● Exercise objective
Every line holding the string "person" should be gathered.

*** Listed records

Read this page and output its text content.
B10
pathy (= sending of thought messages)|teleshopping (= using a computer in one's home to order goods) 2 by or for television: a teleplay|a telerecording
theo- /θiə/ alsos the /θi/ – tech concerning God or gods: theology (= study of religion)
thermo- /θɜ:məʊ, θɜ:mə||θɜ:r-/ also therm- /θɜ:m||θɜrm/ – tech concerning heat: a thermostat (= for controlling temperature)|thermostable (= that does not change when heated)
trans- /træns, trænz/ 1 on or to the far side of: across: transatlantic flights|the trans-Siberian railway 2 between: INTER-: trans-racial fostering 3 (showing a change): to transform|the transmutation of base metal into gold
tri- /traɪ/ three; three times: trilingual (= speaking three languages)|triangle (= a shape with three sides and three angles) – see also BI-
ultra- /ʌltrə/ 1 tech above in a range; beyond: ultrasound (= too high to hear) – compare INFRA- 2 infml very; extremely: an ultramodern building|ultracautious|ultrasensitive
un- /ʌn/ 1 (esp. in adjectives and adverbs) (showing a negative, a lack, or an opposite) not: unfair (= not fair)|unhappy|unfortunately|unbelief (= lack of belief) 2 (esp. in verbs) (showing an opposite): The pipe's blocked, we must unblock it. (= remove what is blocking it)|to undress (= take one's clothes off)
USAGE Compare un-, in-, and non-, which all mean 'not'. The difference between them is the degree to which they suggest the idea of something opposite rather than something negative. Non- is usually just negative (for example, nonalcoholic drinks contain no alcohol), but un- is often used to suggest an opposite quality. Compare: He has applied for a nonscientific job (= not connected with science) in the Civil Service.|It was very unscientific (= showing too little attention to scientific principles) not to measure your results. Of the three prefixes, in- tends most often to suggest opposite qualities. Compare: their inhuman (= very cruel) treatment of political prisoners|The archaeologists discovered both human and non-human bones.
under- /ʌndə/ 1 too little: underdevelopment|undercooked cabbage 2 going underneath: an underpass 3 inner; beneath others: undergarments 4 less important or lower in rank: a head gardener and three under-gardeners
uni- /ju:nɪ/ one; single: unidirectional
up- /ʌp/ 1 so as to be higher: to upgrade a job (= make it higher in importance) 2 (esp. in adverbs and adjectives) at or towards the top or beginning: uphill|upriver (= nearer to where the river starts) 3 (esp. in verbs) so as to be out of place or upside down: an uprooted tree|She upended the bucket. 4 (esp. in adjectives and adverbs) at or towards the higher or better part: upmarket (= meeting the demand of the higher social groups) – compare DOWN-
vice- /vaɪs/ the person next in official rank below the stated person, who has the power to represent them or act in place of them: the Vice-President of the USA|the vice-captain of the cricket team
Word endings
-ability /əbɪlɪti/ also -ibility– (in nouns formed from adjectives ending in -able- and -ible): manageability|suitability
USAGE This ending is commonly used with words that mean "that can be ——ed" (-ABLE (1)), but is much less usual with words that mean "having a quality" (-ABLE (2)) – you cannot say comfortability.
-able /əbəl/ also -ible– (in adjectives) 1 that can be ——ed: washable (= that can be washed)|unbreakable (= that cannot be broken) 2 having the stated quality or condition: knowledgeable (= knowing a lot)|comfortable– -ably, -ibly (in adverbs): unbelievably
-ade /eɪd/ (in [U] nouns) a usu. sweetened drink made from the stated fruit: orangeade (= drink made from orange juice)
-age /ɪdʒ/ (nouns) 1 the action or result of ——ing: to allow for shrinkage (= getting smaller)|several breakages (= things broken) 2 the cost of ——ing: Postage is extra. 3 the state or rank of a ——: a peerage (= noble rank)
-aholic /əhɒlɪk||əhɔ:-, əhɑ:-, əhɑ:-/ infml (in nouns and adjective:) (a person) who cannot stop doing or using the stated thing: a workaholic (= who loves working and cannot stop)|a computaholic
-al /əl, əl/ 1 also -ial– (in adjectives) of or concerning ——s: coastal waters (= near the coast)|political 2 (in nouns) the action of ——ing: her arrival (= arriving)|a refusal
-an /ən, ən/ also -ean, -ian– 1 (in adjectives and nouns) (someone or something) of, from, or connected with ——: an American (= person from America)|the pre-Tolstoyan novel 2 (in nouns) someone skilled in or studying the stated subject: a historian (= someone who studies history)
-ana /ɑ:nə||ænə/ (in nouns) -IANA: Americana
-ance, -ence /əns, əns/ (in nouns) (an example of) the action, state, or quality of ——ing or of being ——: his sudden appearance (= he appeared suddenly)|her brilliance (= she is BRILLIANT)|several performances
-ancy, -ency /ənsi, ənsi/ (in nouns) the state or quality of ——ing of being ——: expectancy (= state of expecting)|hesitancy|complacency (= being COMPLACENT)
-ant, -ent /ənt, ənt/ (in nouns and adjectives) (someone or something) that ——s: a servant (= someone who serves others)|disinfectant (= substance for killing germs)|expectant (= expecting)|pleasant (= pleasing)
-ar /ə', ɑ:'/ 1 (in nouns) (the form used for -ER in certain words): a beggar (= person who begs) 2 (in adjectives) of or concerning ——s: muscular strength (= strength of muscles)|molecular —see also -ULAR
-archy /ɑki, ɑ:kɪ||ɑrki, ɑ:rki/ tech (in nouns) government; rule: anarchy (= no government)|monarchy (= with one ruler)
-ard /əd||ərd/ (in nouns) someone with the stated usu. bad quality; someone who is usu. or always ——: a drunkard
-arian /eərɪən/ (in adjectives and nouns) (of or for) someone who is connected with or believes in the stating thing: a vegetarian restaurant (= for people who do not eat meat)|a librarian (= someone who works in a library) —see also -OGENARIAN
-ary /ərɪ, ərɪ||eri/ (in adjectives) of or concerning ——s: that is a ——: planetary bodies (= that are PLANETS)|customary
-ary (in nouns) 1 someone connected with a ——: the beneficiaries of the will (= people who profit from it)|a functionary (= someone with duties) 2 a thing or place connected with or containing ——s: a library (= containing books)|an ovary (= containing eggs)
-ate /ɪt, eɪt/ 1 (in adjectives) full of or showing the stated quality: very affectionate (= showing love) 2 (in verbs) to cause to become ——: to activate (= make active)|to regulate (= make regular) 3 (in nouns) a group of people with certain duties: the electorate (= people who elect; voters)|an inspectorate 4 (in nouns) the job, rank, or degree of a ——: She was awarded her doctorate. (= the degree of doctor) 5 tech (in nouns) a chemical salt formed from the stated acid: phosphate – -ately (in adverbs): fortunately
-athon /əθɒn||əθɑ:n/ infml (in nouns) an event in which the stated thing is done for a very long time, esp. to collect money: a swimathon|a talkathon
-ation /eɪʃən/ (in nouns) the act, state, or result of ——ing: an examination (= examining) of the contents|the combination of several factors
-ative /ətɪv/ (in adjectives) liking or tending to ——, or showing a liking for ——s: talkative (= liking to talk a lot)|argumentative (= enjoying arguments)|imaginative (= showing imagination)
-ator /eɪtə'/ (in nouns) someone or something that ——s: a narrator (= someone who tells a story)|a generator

******

● Expected answer
vice- /vaɪs/ the person next in official rank below the stated person, who has the power to represent them or act in place of them: the Vice-President of the USA|the vice-captain of the cricket team
-aholic /əhɒlɪk||əhɔ:-, əhɑ:-, əhɑ:-/ infml (in nouns and adjective:) (a person) who cannot stop doing or using the stated thing: a workaholic (= who loves working and cannot stop)|a computaholic
-an /ən, ən/ also -ean, -ian– 1 (in adjectives and nouns) (someone or something) of, from, or connected with ——: an American (= person from America)|the pre-Tolstoyan novel 2 (in nouns) someone skilled in or studying the stated subject: a historian (= someone who studies history)
-ar /ə', ɑ:'/ 1 (in nouns) (the form used for -ER in certain words): a beggar (= person who begs) 2 (in adjectives) of or concerning ——s: muscular strength (= strength of muscles)|molecular —see also -ULAR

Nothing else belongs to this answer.